INPUT MATERIAL =>
__________________________________________________
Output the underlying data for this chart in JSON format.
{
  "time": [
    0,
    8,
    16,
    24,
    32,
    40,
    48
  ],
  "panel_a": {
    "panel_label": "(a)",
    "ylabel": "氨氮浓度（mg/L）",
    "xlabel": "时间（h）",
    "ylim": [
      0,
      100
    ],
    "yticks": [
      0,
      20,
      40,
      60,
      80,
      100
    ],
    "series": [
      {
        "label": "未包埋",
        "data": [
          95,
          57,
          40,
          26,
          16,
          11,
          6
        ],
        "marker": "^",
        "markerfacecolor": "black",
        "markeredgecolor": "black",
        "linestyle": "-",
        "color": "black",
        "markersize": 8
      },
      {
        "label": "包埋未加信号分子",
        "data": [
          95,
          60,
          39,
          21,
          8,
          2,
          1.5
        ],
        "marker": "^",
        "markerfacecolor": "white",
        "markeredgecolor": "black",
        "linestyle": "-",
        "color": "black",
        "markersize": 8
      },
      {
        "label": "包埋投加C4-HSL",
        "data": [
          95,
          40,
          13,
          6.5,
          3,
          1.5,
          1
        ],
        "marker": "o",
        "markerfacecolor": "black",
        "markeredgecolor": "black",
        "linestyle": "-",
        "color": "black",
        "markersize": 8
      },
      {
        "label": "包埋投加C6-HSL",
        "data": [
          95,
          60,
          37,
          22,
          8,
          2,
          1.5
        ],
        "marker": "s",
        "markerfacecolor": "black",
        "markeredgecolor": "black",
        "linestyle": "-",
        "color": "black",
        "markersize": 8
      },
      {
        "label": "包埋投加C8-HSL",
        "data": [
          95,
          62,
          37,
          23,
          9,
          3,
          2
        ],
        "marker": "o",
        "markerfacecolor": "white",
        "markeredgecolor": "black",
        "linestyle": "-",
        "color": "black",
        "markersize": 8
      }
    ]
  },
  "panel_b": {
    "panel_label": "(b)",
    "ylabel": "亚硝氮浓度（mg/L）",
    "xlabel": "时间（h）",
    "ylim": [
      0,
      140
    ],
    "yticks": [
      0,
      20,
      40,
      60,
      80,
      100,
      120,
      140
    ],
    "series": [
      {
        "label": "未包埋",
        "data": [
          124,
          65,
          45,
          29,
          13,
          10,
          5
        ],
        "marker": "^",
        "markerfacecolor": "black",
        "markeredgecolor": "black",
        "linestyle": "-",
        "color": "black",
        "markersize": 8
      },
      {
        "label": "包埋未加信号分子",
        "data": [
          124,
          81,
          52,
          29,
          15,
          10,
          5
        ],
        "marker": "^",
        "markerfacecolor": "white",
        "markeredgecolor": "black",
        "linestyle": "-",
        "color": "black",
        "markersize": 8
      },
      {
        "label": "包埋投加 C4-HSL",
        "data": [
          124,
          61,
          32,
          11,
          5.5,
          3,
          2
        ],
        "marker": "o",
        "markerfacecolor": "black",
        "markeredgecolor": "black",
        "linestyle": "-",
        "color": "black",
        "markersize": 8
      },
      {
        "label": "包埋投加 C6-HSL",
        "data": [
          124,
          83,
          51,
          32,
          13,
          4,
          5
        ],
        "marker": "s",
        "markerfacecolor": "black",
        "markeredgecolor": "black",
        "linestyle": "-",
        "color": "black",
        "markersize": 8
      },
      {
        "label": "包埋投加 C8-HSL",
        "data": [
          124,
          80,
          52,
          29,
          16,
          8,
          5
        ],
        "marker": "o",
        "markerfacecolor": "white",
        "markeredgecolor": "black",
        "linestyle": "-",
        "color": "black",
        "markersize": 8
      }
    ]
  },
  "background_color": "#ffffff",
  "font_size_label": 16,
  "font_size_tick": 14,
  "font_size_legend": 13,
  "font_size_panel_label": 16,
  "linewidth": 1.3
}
__________________________________________________
WHAT IS ASKED =>
Write out all the lines again, exactly as they are.

THE REPLY =>
Output the underlying data for this chart in JSON format.
{
  "time": [
    0,
    8,
    16,
    24,
    32,
    40,
    48
  ],
  "panel_a": {
    "panel_label": "(a)",
    "ylabel": "氨氮浓度（mg/L）",
    "xlabel": "时间（h）",
    "ylim": [
      0,
      100
    ],
    "yticks": [
      0,
      20,
      40,
      60,
      80,
      100
    ],
    "series": [
      {
        "label": "未包埋",
        "data": [
          95,
          57,
          40,
          26,
          16,
          11,
          6
        ],
        "marker": "^",
        "markerfacecolor": "black",
        "markeredgecolor": "black",
        "linestyle": "-",
        "color": "black",
        "markersize": 8
      },
      {
        "label": "包埋未加信号分子",
        "data": [
          95,
          60,
          39,
          21,
          8,
          2,
          1.5
        ],
        "marker": "^",
        "markerfacecolor": "white",
        "markeredgecolor": "black",
        "linestyle": "-",
        "color": "black",
        "markersize": 8
      },
      {
        "label": "包埋投加C4-HSL",
        "data": [
          95,
          40,
          13,
          6.5,
          3,
          1.5,
          1
        ],
        "marker": "o",
        "markerfacecolor": "black",
        "markeredgecolor": "black",
        "linestyle": "-",
        "color": "black",
        "markersize": 8
      },
      {
        "label": "包埋投加C6-HSL",
        "data": [
          95,
          60,
          37,
          22,
          8,
          2,
          1.5
        ],
        "marker": "s",
        "markerfacecolor": "black",
        "markeredgecolor": "black",
        "linestyle": "-",
        "color": "black",
        "markersize": 8
      },
      {
        "label": "包埋投加C8-HSL",
        "data": [
          95,
          62,
          37,
          23,
          9,
          3,
          2
        ],
        "marker": "o",
        "markerfacecolor": "white",
        "markeredgecolor": "black",
        "linestyle": "-",
        "color": "black",
        "markersize": 8
      }
    ]
  },
  "panel_b": {
    "panel_label": "(b)",
    "ylabel": "亚硝氮浓度（mg/L）",
    "xlabel": "时间（h）",
    "ylim": [
      0,
      140
    ],
    "yticks": [
      0,
      20,
      40,
      60,
      80,
      100,
      120,
      140
    ],
    "series": [
      {
        "label": "未包埋",
        "data": [
          124,
          65,
          45,
          29,
          13,
          10,
          5
        ],
        "marker": "^",
        "markerfacecolor": "black",
        "markeredgecolor": "black",
        "linestyle": "-",
        "color": "black",
        "markersize": 8
      },
      {
        "label": "包埋未加信号分子",
        "data": [
          124,
          81,
          52,
          29,
          15,
          10,
          5
        ],
        "marker": "^",
        "markerfacecolor": "white",
        "markeredgecolor": "black",
        "linestyle": "-",
        "color": "black",
        "markersize": 8
      },
      {
        "label": "包埋投加 C4-HSL",
        "data": [
          124,
          61,
          32,
          11,
          5.5,
          3,
          2
        ],
        "marker": "o",
        "markerfacecolor": "black",
        "markeredgecolor": "black",
        "linestyle": "-",
        "color": "black",
        "markersize": 8
      },
      {
        "label": "包埋投加 C6-HSL",
        "data": [
          124,
          83,
          51,
          32,
          13,
          4,
          5
        ],
        "marker": "s",
        "markerfacecolor": "black",
        "markeredgecolor": "black",
        "linestyle": "-",
        "color": "black",
        "markersize": 8
      },
      {
        "label": "包埋投加 C8-HSL",
        "data": [
          124,
          80,
          52,
          29,
          16,
          8,
          5
        ],
        "marker": "o",
        "markerfacecolor": "white",
        "markeredgecolor": "black",
        "linestyle": "-",
        "color": "black",
        "markersize": 8
      }
    ]
  },
  "background_color": "#ffffff",
  "font_size_label": 16,
  "font_size_tick": 14,
  "font_size_legend": 13,
  "font_size_panel_label": 16,
  "linewidth": 1.3
}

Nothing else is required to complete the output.